--- Task to complete ---
In the material below, find how many lines contain the string "Unchanged". Write only that number.

--- Rows ---
■ ■ ■ ■ ■ ■ ■

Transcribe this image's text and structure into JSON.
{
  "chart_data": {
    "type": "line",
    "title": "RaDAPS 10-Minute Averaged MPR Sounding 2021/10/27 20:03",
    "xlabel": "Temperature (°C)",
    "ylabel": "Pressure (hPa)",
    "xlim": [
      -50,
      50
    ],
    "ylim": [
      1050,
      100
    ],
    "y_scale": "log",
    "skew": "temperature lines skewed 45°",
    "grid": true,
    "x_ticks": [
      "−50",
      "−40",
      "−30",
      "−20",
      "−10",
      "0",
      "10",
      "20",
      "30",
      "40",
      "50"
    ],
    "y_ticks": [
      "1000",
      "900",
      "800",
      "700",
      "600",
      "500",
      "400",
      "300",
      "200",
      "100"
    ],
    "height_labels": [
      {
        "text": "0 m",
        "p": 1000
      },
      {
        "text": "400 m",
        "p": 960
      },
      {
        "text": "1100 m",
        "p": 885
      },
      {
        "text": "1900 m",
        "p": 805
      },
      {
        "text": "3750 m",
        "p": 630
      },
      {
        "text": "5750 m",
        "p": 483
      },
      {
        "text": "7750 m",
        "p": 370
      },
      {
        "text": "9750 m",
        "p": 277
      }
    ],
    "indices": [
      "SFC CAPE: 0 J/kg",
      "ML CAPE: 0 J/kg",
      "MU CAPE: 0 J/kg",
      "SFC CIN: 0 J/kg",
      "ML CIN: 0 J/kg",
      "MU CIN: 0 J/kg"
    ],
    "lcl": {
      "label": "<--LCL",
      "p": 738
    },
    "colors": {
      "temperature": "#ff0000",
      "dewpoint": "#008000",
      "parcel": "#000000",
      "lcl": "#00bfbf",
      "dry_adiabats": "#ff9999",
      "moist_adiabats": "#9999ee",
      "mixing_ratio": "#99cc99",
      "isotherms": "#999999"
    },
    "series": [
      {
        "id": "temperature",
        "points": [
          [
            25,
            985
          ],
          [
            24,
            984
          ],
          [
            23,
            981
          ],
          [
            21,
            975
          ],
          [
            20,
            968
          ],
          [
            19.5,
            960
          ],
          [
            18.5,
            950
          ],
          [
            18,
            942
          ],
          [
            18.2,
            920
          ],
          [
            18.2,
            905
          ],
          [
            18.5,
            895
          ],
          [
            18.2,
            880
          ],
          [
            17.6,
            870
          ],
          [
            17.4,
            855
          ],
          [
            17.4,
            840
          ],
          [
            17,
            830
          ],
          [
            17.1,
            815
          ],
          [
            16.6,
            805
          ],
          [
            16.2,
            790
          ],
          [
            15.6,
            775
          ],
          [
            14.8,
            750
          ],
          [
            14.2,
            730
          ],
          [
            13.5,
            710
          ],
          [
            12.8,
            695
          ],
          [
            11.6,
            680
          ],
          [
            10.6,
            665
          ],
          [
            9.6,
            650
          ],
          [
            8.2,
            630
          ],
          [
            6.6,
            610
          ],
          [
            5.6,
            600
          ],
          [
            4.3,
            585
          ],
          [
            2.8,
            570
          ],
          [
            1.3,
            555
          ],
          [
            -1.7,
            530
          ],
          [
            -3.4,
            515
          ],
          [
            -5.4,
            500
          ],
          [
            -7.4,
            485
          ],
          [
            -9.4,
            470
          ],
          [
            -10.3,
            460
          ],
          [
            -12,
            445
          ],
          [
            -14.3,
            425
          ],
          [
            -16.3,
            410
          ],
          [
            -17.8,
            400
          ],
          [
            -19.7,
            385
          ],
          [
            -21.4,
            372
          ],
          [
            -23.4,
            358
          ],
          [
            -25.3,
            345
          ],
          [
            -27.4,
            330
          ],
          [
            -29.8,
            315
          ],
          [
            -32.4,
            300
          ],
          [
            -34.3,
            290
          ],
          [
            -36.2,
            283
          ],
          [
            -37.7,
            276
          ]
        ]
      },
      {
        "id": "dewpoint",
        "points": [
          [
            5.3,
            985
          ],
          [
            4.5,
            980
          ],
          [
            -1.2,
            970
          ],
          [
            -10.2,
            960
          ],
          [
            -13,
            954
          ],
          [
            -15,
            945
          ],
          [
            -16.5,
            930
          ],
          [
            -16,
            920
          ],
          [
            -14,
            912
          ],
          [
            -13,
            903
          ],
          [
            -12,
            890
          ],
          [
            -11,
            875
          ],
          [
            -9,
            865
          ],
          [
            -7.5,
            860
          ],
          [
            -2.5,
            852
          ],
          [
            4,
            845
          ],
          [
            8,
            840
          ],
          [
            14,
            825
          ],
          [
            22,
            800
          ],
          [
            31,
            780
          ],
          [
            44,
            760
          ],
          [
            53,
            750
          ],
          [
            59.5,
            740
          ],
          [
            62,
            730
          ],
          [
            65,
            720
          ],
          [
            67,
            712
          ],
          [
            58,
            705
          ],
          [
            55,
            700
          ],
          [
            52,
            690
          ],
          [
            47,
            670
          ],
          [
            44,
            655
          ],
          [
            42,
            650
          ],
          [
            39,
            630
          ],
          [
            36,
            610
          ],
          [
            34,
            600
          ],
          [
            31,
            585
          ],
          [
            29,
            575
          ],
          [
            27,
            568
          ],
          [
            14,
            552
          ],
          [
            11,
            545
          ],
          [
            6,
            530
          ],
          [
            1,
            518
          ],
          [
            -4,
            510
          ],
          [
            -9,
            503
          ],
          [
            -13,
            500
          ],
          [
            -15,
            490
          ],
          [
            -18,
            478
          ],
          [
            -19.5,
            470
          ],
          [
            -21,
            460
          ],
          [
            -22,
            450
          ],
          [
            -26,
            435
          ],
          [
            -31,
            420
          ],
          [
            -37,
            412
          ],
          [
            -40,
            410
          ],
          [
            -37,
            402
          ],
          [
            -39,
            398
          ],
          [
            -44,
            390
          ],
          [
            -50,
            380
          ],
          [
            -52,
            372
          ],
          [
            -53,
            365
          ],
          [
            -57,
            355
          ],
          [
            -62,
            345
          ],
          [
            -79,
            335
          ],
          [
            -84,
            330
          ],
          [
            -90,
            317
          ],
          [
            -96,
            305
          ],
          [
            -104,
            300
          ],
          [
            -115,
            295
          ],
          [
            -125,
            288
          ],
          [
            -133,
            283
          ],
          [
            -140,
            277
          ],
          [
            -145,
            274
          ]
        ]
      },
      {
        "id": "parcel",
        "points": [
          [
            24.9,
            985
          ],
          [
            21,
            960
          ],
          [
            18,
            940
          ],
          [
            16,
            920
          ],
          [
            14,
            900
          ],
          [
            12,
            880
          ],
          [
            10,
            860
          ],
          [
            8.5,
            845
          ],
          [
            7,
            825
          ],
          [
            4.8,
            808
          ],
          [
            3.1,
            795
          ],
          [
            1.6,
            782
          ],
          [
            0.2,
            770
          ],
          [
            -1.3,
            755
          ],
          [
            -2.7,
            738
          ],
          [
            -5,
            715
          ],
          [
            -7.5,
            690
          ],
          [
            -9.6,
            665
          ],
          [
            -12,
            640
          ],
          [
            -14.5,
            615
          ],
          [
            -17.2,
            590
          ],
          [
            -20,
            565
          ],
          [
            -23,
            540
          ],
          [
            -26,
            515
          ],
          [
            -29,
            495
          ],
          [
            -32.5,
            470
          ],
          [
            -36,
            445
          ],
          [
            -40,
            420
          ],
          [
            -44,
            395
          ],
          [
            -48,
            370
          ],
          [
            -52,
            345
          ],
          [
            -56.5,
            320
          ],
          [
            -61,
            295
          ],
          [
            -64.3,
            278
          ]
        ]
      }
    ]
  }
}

■ ■ ■ ■ ■ ■ ■

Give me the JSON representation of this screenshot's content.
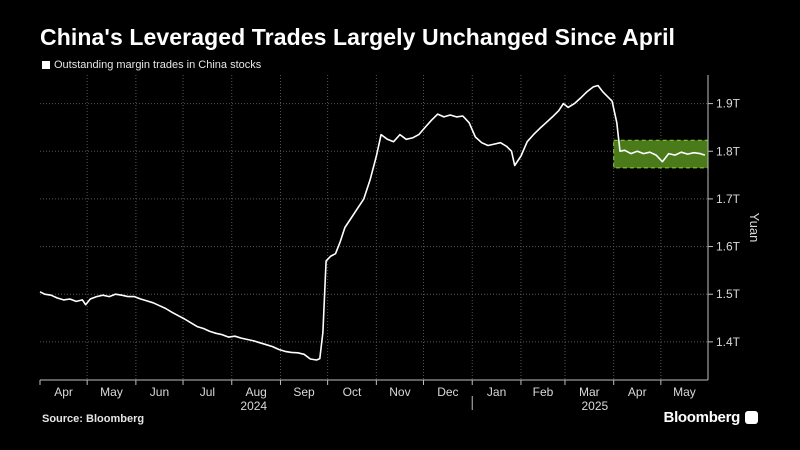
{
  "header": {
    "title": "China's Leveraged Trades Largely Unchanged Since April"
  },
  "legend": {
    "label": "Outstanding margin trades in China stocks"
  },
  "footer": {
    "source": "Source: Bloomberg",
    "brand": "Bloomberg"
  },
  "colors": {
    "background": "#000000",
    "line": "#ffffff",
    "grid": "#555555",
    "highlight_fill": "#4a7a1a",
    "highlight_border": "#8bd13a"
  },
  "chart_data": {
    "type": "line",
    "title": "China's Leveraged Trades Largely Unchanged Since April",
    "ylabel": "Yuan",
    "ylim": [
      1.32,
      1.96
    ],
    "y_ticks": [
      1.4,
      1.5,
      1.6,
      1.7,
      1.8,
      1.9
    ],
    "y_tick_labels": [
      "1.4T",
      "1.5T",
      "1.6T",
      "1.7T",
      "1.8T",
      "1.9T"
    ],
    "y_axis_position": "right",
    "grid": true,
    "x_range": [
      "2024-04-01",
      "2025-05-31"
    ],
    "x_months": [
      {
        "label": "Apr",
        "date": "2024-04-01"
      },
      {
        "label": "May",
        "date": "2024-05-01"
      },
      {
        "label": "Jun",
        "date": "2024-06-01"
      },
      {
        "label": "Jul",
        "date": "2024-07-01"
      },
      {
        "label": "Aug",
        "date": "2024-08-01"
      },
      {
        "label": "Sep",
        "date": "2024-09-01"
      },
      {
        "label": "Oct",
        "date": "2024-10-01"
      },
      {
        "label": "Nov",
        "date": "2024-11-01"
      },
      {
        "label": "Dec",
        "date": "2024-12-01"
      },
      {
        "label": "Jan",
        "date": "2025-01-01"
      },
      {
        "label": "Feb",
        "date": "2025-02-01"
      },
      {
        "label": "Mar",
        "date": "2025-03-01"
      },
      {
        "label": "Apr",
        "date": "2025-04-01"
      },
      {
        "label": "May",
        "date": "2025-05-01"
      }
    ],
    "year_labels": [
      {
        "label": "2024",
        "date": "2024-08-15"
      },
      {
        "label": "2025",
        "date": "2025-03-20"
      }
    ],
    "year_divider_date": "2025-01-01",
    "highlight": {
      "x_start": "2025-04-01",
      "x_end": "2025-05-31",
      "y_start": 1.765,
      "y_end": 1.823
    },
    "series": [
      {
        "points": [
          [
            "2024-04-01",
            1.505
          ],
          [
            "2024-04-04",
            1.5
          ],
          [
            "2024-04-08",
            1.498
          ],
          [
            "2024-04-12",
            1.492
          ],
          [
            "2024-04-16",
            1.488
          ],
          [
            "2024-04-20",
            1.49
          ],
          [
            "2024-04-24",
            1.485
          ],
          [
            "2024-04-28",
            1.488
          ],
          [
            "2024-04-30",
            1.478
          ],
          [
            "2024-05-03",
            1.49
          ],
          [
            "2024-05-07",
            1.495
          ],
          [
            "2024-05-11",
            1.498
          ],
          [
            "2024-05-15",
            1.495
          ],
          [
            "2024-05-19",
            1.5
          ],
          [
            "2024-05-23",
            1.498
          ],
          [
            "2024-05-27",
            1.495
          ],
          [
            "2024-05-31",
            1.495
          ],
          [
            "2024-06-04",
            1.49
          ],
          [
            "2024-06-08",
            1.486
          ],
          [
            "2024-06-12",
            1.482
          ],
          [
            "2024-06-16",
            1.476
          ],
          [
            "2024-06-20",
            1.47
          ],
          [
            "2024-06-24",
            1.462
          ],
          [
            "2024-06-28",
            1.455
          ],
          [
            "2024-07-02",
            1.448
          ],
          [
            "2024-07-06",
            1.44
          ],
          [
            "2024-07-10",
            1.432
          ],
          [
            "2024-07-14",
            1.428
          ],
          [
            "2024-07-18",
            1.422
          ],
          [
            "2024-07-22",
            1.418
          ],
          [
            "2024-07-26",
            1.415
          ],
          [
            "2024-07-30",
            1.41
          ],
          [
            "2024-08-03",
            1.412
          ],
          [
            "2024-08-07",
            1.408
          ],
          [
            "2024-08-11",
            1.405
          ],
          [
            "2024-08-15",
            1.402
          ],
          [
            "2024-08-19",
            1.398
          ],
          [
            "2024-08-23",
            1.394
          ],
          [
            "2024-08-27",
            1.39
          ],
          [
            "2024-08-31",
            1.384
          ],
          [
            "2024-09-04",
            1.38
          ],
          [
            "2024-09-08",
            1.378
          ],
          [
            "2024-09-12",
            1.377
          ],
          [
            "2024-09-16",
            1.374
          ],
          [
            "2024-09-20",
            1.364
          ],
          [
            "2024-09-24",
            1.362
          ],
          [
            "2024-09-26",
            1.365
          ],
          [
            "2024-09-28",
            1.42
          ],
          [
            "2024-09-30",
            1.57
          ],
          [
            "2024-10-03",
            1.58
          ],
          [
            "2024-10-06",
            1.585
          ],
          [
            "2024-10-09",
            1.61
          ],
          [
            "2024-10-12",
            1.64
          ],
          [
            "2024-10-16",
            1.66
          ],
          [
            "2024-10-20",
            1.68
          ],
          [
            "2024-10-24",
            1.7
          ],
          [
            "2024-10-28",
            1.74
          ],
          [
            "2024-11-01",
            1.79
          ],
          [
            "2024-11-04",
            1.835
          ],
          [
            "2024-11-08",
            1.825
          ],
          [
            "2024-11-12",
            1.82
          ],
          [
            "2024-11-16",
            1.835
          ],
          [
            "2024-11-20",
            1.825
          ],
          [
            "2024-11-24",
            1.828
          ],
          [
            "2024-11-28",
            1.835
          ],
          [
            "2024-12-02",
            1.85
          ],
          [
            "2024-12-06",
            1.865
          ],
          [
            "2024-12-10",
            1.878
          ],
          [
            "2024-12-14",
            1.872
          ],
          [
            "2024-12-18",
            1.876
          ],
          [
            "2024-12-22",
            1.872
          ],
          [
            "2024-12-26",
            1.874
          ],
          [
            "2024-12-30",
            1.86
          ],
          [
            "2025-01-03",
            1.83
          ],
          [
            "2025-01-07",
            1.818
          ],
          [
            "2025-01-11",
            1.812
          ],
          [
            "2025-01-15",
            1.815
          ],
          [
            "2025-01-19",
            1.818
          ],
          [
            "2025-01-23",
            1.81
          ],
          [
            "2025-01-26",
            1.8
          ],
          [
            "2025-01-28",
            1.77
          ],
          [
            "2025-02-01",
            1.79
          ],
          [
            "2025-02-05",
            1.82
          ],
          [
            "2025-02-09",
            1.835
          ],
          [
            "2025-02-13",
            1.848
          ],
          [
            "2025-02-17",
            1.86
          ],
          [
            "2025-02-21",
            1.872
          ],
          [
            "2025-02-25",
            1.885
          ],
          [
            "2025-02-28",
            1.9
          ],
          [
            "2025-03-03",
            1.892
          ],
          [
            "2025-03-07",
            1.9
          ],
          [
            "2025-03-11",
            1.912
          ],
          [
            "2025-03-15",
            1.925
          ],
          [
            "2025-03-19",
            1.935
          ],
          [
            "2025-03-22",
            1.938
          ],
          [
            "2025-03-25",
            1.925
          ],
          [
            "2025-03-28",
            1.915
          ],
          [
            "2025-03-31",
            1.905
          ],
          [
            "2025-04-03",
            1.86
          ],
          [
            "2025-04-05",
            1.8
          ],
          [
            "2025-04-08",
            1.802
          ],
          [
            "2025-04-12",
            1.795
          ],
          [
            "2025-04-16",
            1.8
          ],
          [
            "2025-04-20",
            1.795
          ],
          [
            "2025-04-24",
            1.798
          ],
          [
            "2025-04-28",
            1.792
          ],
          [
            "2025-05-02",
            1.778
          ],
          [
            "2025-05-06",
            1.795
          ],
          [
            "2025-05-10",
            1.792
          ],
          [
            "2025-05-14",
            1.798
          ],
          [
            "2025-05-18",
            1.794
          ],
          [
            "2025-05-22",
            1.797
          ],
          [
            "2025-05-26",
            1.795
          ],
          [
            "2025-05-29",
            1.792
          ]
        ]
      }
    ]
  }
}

■ ■ ■ ■ ■ ■ ■

--- Complete response ---
2